##### Records to process

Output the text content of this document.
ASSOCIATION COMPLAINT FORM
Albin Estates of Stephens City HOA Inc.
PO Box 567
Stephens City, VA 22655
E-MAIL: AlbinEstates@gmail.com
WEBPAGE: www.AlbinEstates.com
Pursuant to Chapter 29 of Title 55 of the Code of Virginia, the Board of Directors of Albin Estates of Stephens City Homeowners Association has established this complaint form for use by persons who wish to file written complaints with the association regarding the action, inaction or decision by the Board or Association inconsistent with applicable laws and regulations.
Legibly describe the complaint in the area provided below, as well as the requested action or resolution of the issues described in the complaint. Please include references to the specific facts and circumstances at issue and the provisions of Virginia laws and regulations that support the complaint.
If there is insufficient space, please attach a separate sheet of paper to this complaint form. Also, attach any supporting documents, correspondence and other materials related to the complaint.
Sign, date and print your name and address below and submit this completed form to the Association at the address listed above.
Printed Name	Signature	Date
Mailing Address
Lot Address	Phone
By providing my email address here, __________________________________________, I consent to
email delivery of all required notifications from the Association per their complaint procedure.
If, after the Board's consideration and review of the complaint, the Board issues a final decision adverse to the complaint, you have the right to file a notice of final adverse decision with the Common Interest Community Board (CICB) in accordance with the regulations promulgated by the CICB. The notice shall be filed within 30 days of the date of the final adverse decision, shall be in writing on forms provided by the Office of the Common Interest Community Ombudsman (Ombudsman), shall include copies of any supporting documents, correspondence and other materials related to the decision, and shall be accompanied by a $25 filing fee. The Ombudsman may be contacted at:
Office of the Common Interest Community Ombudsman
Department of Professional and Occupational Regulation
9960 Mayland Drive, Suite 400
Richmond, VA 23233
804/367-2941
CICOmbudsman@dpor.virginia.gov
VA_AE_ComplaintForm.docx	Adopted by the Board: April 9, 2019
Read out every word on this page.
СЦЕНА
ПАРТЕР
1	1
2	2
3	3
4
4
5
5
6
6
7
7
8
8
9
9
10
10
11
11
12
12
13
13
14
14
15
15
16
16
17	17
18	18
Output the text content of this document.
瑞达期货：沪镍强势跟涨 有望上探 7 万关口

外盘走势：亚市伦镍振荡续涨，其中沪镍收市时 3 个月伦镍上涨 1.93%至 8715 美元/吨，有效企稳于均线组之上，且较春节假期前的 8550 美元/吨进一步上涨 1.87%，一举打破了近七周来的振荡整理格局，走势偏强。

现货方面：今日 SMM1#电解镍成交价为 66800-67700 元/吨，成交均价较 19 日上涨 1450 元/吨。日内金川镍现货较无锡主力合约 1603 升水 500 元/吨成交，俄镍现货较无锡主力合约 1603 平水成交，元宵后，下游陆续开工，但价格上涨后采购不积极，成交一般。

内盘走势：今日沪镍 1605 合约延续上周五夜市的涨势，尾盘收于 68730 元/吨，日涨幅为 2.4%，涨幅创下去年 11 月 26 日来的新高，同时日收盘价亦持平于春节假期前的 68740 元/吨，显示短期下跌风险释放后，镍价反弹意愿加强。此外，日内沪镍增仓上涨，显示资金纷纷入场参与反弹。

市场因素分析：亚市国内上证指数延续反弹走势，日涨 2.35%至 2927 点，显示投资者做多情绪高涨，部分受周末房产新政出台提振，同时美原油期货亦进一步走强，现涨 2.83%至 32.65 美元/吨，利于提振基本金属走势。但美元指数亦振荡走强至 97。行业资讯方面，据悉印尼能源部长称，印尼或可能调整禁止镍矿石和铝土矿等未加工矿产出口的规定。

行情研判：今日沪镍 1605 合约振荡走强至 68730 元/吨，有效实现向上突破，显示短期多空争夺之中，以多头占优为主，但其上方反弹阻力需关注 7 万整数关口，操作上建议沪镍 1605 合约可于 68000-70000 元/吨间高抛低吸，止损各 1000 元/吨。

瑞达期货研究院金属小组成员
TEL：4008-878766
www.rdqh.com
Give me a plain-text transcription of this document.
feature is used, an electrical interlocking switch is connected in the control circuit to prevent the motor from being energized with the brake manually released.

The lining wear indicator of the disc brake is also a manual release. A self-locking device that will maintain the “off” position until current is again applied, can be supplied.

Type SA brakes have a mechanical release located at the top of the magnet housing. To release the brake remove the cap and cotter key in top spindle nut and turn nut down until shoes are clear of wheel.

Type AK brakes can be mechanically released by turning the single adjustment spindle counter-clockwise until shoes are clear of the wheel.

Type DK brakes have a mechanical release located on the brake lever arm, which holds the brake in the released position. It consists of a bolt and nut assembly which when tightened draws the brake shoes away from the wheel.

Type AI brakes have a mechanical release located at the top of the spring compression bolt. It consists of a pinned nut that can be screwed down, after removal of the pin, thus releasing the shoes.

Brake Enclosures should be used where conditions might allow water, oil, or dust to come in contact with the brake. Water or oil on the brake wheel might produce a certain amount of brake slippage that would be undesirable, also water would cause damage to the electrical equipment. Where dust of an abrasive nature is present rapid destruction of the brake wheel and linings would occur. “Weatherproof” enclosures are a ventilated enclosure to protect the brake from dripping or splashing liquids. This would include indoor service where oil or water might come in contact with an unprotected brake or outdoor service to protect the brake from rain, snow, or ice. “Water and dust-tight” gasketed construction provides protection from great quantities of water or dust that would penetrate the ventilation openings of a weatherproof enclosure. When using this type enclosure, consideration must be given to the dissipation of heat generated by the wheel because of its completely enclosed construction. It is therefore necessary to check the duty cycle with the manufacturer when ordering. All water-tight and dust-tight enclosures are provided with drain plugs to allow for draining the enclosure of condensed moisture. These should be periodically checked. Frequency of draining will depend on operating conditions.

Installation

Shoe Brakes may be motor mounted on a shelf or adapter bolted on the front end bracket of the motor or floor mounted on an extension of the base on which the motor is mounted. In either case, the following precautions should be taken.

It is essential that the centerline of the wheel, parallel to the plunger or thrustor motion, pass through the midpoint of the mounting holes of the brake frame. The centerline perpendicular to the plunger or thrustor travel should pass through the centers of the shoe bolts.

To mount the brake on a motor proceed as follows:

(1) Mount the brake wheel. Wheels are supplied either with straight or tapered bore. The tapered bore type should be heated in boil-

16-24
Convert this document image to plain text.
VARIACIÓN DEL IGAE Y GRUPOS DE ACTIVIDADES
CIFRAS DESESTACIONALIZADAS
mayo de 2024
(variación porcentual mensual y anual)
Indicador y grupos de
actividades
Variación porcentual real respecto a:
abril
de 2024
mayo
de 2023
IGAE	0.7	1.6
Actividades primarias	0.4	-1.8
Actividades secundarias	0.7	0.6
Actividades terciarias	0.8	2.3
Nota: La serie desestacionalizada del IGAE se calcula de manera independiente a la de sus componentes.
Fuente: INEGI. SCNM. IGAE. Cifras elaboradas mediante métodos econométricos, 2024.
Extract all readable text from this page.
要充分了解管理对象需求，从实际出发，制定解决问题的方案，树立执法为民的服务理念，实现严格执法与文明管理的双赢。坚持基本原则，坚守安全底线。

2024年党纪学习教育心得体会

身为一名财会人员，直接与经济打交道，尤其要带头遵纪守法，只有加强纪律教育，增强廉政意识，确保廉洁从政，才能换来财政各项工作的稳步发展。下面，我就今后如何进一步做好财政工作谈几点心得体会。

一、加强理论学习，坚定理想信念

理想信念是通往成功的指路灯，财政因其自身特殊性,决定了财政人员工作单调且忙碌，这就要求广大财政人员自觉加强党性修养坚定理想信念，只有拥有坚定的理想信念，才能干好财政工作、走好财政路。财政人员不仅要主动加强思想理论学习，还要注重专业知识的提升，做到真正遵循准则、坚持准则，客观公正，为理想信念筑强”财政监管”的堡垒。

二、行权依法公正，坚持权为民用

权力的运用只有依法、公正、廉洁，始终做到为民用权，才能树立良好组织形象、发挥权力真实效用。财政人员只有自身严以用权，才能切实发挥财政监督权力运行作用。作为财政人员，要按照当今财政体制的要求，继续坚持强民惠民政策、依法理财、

##########

## Requirements:
Only the lines from the one containing "Convert this document image to plain text." through the end of the material should be reproduced, exactly, with both ends included.

## Task response:
Convert this document image to plain text.
VARIACIÓN DEL IGAE Y GRUPOS DE ACTIVIDADES
CIFRAS DESESTACIONALIZADAS
mayo de 2024
(variación porcentual mensual y anual)
Indicador y grupos de
actividades
Variación porcentual real respecto a:
abril
de 2024
mayo
de 2023
IGAE	0.7	1.6
Actividades primarias	0.4	-1.8
Actividades secundarias	0.7	0.6
Actividades terciarias	0.8	2.3
Nota: La serie desestacionalizada del IGAE se calcula de manera independiente a la de sus componentes.
Fuente: INEGI. SCNM. IGAE. Cifras elaboradas mediante métodos econométricos, 2024.
Extract all readable text from this page.
要充分了解管理对象需求，从实际出发，制定解决问题的方案，树立执法为民的服务理念，实现严格执法与文明管理的双赢。坚持基本原则，坚守安全底线。

2024年党纪学习教育心得体会

身为一名财会人员，直接与经济打交道，尤其要带头遵纪守法，只有加强纪律教育，增强廉政意识，确保廉洁从政，才能换来财政各项工作的稳步发展。下面，我就今后如何进一步做好财政工作谈几点心得体会。

一、加强理论学习，坚定理想信念

理想信念是通往成功的指路灯，财政因其自身特殊性,决定了财政人员工作单调且忙碌，这就要求广大财政人员自觉加强党性修养坚定理想信念，只有拥有坚定的理想信念，才能干好财政工作、走好财政路。财政人员不仅要主动加强思想理论学习，还要注重专业知识的提升，做到真正遵循准则、坚持准则，客观公正，为理想信念筑强”财政监管”的堡垒。

二、行权依法公正，坚持权为民用

权力的运用只有依法、公正、廉洁，始终做到为民用权，才能树立良好组织形象、发挥权力真实效用。财政人员只有自身严以用权，才能切实发挥财政监督权力运行作用。作为财政人员，要按照当今财政体制的要求，继续坚持强民惠民政策、依法理财、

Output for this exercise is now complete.